Exercise prompt.
Every line with the string "DOVAL" should be gathered.

Data shown.
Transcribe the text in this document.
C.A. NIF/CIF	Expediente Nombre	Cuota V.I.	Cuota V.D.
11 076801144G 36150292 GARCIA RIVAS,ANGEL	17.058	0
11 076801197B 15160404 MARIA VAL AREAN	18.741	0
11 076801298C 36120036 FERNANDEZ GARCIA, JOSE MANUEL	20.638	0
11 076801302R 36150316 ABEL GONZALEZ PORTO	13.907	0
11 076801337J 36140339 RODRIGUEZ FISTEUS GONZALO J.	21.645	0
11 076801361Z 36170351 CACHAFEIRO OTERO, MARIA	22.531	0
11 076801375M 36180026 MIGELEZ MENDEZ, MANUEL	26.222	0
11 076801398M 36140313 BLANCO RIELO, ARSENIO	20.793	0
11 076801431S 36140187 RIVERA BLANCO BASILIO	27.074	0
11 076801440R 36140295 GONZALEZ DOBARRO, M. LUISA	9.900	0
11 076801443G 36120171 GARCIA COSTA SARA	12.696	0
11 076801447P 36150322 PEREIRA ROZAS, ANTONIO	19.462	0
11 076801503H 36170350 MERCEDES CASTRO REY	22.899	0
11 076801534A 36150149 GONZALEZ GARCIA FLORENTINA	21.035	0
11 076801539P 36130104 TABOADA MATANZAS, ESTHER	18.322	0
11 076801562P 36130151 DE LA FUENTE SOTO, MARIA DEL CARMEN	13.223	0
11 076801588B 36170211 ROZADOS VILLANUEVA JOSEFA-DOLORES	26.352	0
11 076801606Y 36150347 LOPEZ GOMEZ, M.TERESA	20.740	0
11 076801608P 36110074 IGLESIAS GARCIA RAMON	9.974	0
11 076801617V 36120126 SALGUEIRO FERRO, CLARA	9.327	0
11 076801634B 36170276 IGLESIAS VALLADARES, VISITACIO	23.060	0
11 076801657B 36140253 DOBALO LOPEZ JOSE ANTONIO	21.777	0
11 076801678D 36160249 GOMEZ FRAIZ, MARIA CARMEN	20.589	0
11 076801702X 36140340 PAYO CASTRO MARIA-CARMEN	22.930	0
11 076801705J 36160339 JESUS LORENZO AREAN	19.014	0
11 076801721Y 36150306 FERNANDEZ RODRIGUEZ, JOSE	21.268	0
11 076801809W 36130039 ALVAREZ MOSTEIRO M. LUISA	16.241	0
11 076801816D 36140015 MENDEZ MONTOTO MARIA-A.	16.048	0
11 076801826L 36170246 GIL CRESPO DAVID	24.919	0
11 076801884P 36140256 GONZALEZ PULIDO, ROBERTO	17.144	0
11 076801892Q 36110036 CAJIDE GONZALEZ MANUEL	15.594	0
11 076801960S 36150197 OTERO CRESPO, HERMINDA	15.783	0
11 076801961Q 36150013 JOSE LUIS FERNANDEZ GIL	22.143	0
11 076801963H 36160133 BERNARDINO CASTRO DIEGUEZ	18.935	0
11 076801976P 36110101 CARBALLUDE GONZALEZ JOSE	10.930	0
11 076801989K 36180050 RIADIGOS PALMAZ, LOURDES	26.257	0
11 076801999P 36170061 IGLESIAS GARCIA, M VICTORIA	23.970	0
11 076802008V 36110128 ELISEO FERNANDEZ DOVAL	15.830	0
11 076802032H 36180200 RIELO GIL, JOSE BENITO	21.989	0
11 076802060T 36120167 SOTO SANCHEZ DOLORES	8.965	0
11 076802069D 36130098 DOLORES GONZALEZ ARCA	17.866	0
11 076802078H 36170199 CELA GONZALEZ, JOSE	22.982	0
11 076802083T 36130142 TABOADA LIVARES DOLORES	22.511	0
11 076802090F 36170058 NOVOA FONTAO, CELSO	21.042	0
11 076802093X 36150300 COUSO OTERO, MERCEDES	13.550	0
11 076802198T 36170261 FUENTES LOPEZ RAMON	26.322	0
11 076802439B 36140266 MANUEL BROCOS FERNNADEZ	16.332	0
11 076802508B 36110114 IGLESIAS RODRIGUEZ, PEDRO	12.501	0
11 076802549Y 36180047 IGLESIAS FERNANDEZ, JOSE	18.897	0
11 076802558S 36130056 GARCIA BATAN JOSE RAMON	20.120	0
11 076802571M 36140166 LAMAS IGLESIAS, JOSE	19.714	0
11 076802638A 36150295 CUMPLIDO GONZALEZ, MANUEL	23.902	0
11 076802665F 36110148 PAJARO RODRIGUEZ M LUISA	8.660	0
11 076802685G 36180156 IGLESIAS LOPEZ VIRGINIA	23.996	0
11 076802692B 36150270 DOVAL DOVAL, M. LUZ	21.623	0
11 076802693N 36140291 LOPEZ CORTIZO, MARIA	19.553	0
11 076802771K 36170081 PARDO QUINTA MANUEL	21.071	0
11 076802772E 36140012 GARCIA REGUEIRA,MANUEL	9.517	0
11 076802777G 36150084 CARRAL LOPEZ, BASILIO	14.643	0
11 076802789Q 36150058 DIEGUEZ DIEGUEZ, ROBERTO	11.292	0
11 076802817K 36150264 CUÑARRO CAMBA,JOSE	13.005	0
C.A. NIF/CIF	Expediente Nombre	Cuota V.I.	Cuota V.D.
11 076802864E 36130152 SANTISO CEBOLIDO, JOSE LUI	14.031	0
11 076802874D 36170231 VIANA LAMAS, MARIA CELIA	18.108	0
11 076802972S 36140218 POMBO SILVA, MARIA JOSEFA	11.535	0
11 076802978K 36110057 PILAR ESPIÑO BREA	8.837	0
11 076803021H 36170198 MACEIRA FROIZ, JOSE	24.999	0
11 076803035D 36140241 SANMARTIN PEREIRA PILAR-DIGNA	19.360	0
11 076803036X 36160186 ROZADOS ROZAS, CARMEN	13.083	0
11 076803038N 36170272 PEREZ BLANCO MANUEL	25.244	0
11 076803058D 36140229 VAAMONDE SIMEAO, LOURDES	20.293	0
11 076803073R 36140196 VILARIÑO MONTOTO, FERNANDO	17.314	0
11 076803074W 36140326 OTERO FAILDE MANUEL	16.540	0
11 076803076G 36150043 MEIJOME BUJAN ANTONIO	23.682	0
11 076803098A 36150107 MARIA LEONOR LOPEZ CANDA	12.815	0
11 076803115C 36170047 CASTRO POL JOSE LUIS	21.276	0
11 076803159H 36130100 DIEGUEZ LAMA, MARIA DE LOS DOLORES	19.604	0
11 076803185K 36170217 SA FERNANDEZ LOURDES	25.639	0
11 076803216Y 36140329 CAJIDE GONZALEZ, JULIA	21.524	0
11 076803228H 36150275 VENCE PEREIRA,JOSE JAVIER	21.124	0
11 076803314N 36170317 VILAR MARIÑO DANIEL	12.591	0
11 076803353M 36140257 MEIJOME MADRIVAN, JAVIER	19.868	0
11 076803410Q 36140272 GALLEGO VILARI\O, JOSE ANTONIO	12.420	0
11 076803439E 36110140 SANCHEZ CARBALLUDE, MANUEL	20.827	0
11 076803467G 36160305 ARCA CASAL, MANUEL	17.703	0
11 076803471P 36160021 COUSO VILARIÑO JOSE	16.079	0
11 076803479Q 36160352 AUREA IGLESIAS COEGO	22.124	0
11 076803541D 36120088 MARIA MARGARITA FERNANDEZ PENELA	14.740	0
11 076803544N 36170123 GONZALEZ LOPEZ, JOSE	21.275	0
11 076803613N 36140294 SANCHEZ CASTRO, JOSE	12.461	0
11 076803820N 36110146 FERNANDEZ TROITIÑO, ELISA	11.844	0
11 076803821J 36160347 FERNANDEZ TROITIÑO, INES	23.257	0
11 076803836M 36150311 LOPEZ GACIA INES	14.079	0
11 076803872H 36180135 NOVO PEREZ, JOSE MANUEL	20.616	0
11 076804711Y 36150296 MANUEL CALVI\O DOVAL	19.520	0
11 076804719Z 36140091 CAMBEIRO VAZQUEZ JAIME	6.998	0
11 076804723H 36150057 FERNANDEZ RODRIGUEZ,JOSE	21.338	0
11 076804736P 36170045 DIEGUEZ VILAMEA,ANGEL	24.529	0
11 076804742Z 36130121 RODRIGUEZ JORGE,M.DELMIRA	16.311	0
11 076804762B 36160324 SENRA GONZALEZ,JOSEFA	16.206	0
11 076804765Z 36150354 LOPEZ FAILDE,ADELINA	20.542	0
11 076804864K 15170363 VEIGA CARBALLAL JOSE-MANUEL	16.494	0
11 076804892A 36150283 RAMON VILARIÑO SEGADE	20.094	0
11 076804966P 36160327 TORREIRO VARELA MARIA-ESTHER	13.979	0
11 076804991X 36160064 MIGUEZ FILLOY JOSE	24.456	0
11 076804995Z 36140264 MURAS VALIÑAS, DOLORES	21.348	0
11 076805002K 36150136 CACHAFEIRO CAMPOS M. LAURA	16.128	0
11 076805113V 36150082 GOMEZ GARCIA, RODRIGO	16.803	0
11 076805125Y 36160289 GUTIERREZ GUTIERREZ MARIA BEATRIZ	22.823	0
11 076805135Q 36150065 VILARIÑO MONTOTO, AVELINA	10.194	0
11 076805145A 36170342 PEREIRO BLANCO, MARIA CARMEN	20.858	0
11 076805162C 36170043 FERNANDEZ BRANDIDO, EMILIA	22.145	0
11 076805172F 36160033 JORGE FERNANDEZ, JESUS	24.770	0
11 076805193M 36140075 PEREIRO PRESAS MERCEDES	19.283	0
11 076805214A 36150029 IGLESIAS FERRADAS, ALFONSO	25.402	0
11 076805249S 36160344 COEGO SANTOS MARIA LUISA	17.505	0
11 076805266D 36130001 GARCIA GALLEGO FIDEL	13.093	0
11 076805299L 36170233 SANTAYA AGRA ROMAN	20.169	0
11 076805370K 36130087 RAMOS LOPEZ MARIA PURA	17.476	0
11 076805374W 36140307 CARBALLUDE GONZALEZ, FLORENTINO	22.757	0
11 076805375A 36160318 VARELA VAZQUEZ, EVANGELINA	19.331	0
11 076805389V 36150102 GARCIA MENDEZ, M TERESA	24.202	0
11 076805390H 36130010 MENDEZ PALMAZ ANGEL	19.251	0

Answer to the task.
11 076802008V 36110128 ELISEO FERNANDEZ DOVAL	15.830	0
11 076802692B 36150270 DOVAL DOVAL, M. LUZ	21.623	0
11 076804711Y 36150296 MANUEL CALVI\O DOVAL	19.520	0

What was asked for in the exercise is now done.